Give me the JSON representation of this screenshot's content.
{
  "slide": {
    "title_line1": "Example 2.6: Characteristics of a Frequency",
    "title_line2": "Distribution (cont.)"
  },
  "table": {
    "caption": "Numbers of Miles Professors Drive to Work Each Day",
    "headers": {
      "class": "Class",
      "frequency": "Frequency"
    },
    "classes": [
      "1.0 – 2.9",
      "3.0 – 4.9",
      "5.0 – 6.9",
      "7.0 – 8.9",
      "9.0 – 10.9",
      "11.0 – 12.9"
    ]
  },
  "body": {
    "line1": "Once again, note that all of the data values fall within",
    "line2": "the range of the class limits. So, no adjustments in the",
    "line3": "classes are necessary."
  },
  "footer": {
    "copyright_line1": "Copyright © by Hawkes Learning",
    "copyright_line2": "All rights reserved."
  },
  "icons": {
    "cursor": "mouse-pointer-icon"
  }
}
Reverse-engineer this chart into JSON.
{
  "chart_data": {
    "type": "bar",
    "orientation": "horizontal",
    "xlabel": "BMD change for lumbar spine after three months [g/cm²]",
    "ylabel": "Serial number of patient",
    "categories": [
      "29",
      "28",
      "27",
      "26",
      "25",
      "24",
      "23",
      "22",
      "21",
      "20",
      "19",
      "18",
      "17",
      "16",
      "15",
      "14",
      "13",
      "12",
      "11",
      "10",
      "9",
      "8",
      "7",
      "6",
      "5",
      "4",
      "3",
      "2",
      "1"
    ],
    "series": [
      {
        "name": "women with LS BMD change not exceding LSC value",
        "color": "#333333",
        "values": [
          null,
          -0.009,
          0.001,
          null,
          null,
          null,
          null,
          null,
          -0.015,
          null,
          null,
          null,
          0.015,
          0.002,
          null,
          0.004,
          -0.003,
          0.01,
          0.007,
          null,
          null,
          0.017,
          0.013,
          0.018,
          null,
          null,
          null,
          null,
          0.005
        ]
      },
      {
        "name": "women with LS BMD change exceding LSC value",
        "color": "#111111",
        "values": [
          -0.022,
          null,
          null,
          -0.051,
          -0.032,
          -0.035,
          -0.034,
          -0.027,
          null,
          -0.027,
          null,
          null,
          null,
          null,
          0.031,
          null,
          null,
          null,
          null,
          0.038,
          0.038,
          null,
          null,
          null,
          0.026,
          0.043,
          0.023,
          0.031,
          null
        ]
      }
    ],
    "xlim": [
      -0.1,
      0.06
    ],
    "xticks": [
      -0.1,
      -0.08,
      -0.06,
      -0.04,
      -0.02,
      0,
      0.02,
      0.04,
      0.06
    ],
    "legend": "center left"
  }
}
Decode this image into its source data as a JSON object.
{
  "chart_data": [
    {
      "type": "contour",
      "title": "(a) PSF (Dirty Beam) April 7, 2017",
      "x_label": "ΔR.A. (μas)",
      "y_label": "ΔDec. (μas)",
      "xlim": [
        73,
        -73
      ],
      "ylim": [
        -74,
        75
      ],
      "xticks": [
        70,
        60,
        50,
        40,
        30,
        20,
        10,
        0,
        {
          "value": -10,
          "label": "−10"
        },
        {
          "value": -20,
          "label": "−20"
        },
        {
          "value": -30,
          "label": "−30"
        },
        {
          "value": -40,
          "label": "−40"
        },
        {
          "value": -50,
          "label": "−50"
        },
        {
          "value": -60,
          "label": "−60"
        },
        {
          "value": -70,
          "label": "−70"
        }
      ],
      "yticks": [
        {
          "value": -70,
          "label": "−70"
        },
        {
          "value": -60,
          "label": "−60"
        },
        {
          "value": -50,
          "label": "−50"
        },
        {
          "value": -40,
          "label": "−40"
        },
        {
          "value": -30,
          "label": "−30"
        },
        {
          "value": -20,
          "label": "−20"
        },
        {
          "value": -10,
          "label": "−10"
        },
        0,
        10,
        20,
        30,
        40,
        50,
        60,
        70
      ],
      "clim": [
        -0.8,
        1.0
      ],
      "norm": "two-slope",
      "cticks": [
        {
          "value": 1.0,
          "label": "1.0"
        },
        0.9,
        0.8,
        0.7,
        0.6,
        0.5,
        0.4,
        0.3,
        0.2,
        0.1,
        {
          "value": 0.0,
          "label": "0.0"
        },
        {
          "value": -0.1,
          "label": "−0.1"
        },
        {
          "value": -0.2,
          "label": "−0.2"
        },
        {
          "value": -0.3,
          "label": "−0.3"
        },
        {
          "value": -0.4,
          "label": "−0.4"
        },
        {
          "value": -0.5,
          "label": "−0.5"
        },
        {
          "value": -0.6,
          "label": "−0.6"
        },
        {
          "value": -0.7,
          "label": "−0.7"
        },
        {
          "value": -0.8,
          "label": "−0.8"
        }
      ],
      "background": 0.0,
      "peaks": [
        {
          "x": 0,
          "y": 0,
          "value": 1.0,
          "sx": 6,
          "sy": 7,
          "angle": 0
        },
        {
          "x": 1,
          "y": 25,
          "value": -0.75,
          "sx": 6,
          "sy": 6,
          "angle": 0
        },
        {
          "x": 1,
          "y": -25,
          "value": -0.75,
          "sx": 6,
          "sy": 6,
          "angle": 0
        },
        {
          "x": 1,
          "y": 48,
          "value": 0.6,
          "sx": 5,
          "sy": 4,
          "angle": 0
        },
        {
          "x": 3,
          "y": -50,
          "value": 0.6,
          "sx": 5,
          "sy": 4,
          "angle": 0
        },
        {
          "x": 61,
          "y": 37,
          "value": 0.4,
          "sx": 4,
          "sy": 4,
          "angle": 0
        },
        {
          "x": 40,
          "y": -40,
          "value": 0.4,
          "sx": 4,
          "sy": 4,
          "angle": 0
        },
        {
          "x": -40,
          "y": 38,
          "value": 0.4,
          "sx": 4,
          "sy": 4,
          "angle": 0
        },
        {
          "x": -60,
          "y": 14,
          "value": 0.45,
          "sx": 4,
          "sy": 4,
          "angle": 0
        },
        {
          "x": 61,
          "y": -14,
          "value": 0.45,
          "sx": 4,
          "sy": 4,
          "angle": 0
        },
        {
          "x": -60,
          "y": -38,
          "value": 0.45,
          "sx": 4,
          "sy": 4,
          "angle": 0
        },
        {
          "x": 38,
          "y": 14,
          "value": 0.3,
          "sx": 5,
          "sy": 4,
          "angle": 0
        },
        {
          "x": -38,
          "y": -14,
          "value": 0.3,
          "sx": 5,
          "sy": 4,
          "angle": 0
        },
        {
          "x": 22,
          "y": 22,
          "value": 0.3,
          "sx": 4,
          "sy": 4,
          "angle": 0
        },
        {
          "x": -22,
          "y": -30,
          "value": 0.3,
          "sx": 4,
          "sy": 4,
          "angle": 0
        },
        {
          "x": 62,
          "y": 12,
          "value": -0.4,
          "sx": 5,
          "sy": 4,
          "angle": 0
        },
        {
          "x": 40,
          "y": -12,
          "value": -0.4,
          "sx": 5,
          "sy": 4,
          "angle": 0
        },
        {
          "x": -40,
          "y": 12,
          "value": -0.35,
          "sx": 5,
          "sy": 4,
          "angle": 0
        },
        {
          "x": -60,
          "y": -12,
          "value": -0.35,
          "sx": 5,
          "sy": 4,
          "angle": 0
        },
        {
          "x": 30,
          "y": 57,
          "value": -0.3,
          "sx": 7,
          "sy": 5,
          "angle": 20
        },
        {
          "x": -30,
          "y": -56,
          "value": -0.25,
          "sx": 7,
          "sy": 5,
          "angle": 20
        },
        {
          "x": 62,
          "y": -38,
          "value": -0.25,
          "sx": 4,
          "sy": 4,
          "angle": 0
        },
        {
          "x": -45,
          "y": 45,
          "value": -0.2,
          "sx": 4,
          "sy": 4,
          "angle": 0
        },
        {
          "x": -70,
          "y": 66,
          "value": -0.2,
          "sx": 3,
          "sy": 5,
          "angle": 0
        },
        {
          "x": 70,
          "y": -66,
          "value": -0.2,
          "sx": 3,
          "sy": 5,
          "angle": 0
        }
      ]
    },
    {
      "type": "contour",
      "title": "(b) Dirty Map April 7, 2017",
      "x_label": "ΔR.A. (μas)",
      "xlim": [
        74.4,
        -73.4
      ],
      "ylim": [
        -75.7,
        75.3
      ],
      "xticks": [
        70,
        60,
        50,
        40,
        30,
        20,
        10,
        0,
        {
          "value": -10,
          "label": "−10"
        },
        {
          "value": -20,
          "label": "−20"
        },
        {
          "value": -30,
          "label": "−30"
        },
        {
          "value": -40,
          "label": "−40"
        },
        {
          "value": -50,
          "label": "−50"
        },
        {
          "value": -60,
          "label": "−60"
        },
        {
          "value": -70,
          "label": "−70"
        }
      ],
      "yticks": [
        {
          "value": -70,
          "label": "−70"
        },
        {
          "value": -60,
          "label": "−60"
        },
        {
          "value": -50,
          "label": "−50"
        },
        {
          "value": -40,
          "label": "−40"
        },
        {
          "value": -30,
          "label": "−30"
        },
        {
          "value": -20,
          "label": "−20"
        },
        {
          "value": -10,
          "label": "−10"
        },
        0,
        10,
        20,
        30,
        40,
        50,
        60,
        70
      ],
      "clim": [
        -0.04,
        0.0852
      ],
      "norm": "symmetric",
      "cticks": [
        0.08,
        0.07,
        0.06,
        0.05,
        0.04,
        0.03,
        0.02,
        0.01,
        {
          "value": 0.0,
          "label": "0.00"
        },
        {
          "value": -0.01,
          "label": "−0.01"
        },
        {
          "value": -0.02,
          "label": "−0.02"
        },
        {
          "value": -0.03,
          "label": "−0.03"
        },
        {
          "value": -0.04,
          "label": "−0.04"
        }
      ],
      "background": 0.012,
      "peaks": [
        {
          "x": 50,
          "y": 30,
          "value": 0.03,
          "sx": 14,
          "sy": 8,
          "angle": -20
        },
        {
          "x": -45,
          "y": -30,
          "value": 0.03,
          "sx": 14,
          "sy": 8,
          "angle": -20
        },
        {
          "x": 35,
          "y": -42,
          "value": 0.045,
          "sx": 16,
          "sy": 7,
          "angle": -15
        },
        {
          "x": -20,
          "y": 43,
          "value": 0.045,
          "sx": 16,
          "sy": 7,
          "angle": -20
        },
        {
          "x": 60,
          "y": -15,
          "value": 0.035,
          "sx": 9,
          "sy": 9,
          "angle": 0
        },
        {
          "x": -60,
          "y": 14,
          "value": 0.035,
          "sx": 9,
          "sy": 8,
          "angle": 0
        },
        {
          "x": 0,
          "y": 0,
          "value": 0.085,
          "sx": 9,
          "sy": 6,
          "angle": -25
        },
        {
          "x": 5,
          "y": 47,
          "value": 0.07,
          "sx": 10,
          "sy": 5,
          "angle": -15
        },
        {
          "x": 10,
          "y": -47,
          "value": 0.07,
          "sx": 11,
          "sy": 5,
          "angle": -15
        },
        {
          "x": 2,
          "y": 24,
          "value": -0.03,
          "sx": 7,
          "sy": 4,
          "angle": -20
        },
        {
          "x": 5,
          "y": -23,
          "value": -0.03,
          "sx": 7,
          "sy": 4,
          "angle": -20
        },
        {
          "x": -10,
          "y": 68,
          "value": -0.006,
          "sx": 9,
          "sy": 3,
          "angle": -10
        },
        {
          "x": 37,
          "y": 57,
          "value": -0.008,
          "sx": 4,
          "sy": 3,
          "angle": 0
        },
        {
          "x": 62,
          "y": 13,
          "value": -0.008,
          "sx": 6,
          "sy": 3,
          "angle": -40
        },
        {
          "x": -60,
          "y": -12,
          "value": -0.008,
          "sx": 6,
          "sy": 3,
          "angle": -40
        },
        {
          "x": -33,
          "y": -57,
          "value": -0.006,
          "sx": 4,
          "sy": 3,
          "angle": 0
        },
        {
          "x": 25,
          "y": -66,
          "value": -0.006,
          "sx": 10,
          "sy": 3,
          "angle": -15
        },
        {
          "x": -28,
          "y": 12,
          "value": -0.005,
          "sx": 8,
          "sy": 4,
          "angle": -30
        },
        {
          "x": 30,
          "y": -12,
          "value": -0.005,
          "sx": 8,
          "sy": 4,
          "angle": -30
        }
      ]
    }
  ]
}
===============
Filter the data, keeping only the lines that contain "exceding".

        "name": "women with LS BMD change not exceding LSC value",
        "name": "women with LS BMD change exceding LSC value",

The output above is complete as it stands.